[Stored data]
>> BEGIN

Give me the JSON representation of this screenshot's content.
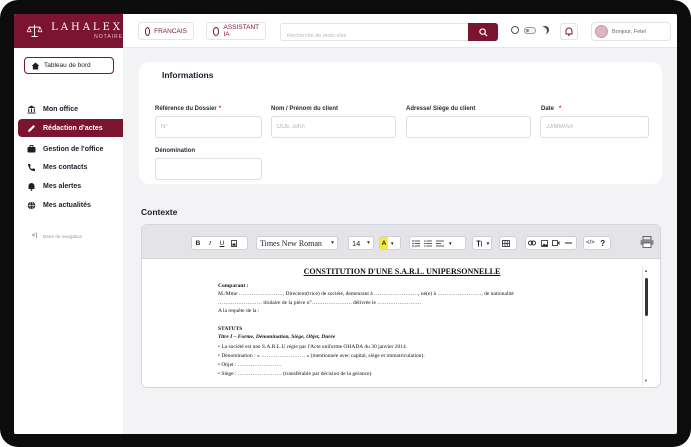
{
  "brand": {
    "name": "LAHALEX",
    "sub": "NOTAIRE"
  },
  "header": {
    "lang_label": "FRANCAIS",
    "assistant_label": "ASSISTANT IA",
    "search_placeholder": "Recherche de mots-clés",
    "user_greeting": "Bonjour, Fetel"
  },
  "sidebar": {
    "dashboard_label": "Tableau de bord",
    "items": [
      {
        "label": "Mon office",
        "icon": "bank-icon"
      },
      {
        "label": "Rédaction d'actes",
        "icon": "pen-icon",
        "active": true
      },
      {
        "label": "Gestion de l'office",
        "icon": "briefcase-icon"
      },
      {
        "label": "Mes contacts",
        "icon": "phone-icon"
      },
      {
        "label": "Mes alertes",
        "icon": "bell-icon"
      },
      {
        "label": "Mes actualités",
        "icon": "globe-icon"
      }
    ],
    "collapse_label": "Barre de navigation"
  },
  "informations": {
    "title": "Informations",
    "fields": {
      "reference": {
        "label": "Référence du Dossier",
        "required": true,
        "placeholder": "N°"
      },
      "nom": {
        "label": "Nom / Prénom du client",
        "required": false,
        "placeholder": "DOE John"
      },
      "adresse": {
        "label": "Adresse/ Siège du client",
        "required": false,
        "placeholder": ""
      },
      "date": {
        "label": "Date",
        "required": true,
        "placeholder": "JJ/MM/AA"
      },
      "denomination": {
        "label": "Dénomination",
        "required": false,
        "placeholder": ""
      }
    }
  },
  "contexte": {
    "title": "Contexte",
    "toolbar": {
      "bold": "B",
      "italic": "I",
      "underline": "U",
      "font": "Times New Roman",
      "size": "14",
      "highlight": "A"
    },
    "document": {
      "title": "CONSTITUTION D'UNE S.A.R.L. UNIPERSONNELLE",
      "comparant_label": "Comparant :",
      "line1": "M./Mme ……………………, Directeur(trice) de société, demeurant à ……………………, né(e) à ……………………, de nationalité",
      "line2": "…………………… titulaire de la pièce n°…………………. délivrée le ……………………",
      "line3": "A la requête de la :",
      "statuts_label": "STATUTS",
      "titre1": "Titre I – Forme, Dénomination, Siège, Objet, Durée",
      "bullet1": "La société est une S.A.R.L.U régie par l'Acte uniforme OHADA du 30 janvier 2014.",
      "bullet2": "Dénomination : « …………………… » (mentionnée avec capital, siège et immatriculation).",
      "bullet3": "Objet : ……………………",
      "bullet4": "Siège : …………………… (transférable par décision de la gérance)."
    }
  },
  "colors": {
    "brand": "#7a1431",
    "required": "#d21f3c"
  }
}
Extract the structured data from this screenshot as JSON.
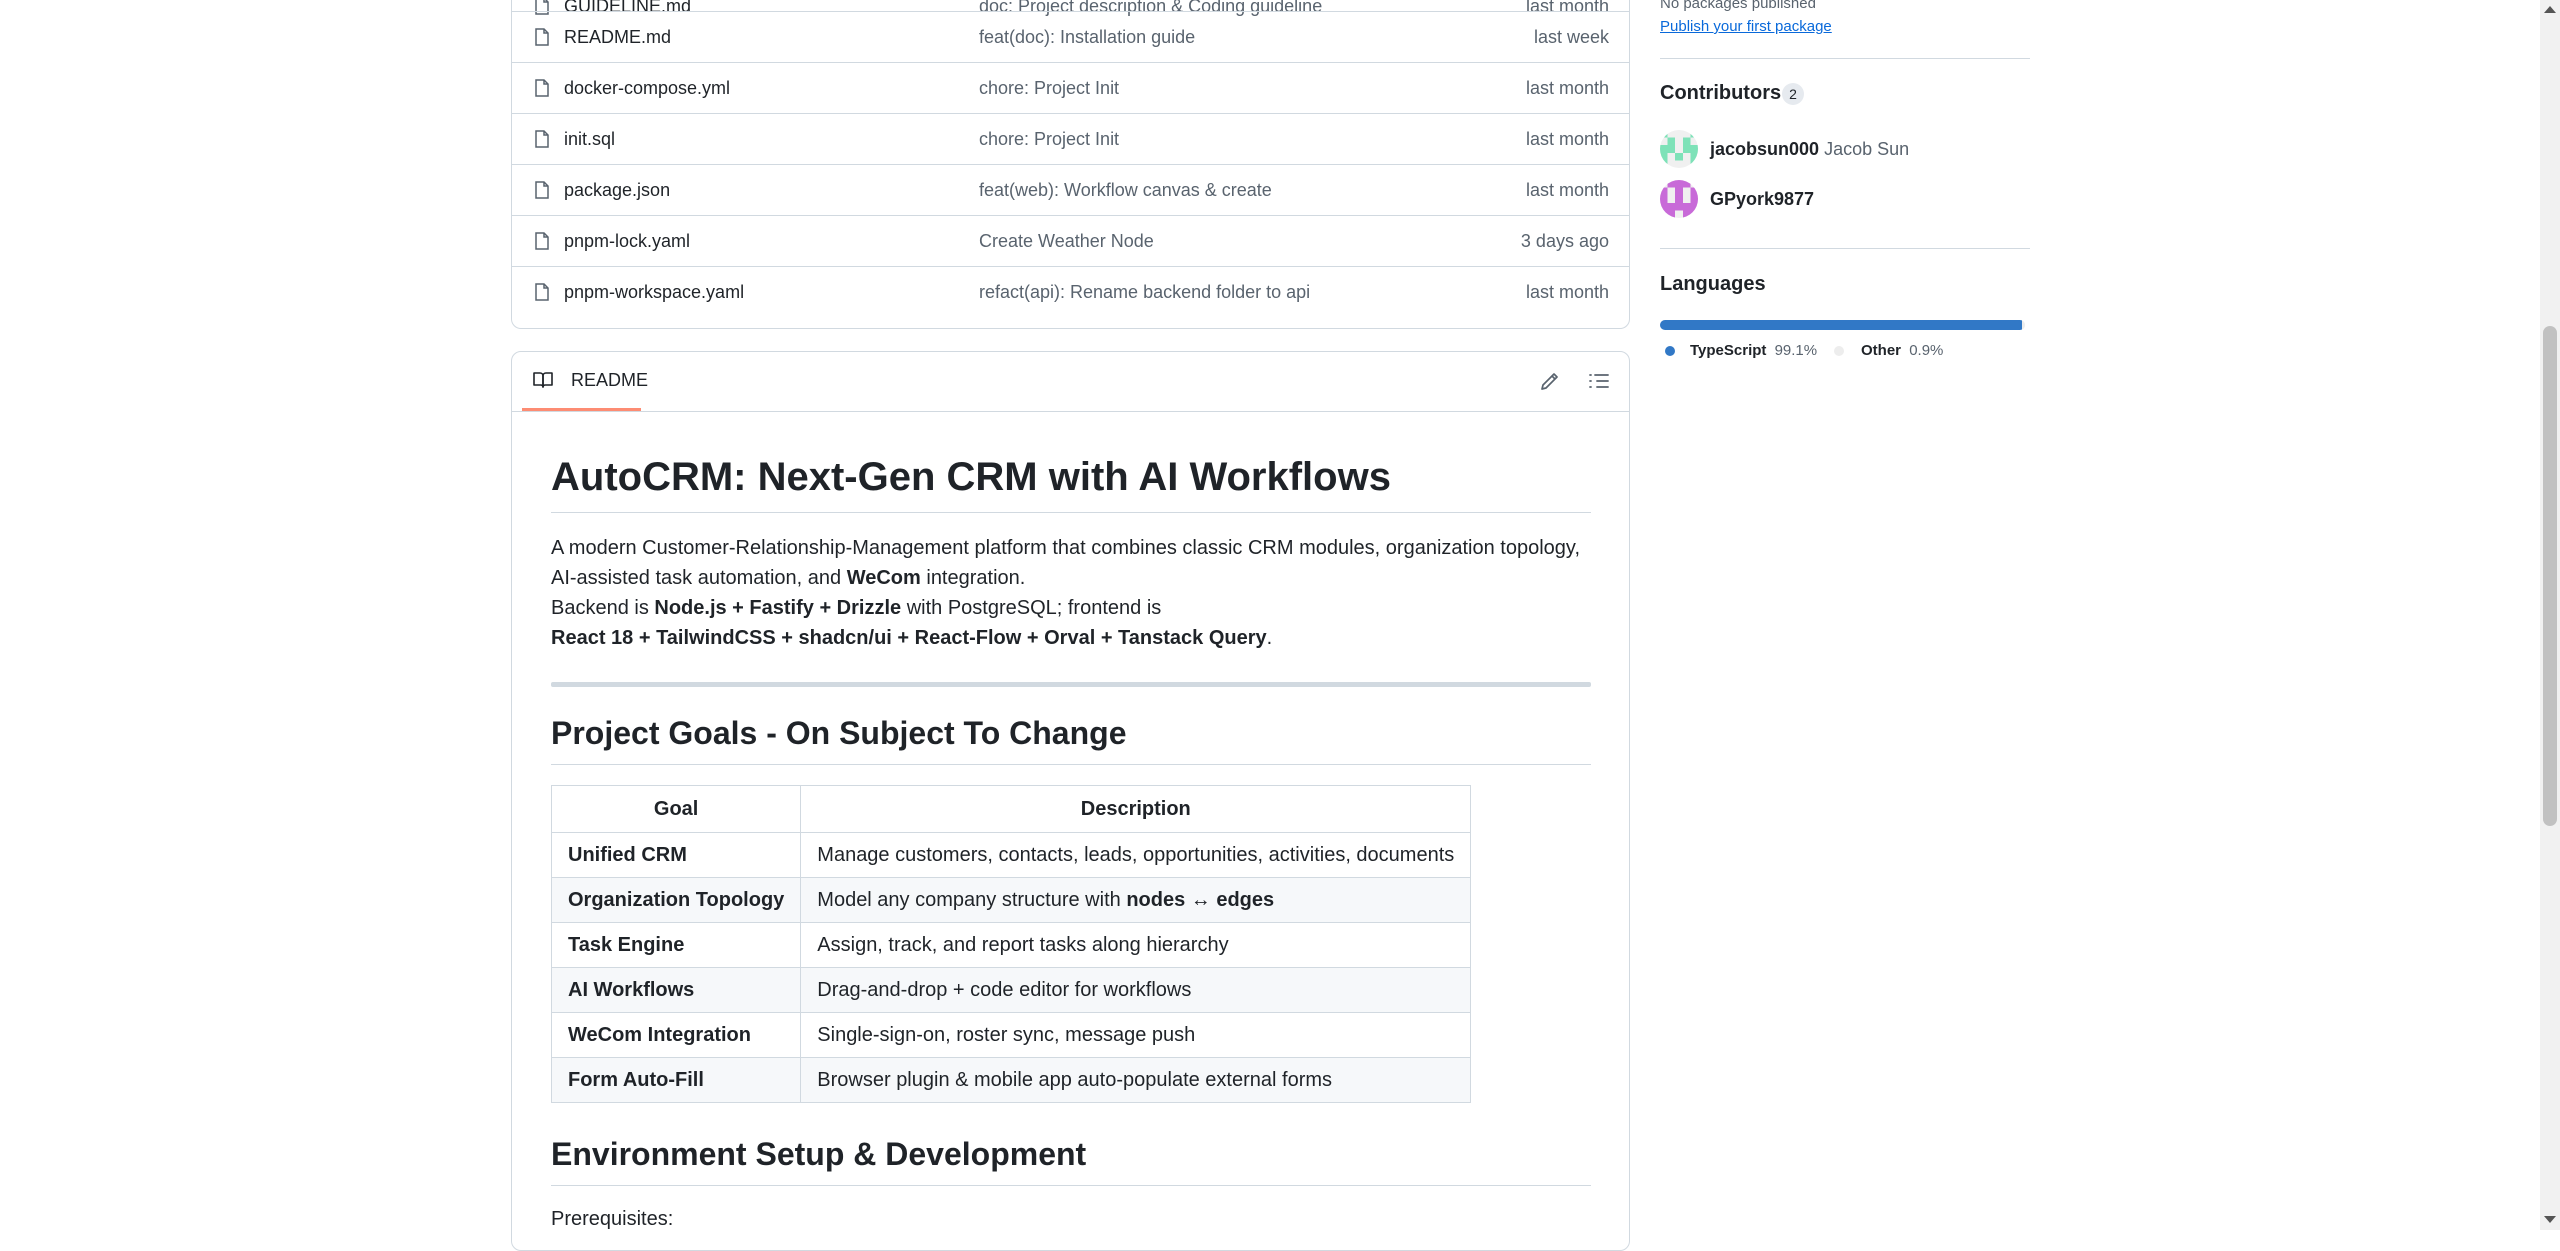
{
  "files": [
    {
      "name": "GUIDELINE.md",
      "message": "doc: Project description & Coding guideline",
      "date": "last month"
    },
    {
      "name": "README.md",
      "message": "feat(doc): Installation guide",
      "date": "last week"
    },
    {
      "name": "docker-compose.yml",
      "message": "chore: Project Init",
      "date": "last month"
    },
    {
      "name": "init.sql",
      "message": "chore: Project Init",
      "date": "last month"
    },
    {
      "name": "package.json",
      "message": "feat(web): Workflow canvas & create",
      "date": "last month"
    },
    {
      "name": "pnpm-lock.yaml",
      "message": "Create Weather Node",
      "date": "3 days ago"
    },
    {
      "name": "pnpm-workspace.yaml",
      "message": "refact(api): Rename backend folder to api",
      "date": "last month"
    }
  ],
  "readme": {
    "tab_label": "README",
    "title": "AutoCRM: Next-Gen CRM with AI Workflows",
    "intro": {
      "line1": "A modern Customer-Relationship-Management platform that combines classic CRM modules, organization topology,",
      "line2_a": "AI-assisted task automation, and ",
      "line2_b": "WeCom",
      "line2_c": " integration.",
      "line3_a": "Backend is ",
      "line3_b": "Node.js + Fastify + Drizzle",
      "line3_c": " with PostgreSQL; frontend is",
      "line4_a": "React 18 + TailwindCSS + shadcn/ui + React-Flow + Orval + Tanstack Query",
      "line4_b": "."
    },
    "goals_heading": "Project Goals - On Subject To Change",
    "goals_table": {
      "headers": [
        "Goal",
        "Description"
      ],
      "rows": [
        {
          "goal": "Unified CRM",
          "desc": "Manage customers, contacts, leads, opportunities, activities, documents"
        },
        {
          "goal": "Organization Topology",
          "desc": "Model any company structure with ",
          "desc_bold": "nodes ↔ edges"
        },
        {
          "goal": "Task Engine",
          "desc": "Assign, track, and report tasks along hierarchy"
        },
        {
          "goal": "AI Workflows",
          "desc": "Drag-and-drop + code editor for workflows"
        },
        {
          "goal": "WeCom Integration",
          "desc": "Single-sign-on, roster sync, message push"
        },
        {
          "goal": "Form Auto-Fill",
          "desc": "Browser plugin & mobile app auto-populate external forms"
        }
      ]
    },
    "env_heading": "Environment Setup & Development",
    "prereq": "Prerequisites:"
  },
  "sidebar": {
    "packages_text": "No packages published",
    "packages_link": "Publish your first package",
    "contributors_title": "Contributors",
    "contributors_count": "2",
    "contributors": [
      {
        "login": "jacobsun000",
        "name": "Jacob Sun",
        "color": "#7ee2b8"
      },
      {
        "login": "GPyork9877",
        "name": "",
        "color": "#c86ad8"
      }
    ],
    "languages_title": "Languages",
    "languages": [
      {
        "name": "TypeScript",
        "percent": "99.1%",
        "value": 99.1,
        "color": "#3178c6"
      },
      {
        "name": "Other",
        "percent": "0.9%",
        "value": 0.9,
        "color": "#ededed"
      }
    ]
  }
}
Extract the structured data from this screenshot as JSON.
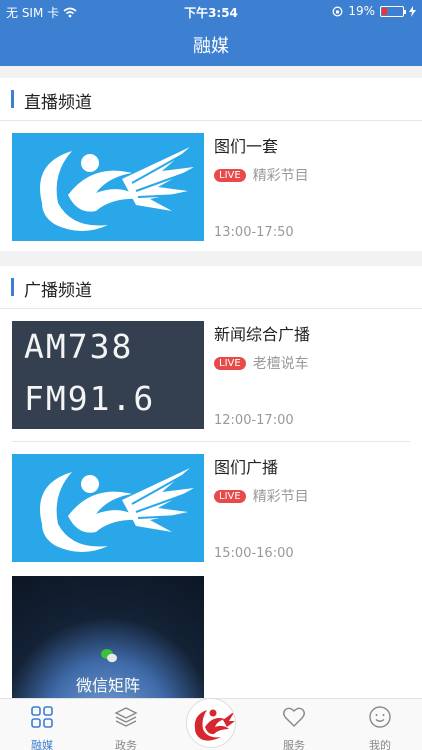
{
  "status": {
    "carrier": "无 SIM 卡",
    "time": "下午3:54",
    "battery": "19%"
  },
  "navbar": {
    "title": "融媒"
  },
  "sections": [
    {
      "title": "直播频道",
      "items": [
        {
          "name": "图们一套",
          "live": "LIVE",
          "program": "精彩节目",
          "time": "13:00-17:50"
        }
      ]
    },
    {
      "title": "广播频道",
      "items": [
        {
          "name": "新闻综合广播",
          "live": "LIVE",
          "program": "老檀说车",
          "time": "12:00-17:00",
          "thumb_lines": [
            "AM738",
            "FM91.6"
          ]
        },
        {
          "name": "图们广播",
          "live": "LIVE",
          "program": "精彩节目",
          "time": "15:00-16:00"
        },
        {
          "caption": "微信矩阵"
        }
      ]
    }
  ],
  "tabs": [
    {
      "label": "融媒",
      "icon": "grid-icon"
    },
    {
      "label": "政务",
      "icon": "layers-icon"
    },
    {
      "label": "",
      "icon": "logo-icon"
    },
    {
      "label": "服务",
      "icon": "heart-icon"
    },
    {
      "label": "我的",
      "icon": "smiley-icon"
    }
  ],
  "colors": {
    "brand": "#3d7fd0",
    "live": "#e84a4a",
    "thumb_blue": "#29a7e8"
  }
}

>> END

From the records above, pull out every line containing the word "société".

      "line1": "M./Mme ……………………, Directeur(trice) de société, demeurant à ……………………, né(e) à ……………………, de nationalité",
      "bullet1": "La société est une S.A.R.L.U régie par l'Acte uniforme OHADA du 30 janvier 2014.",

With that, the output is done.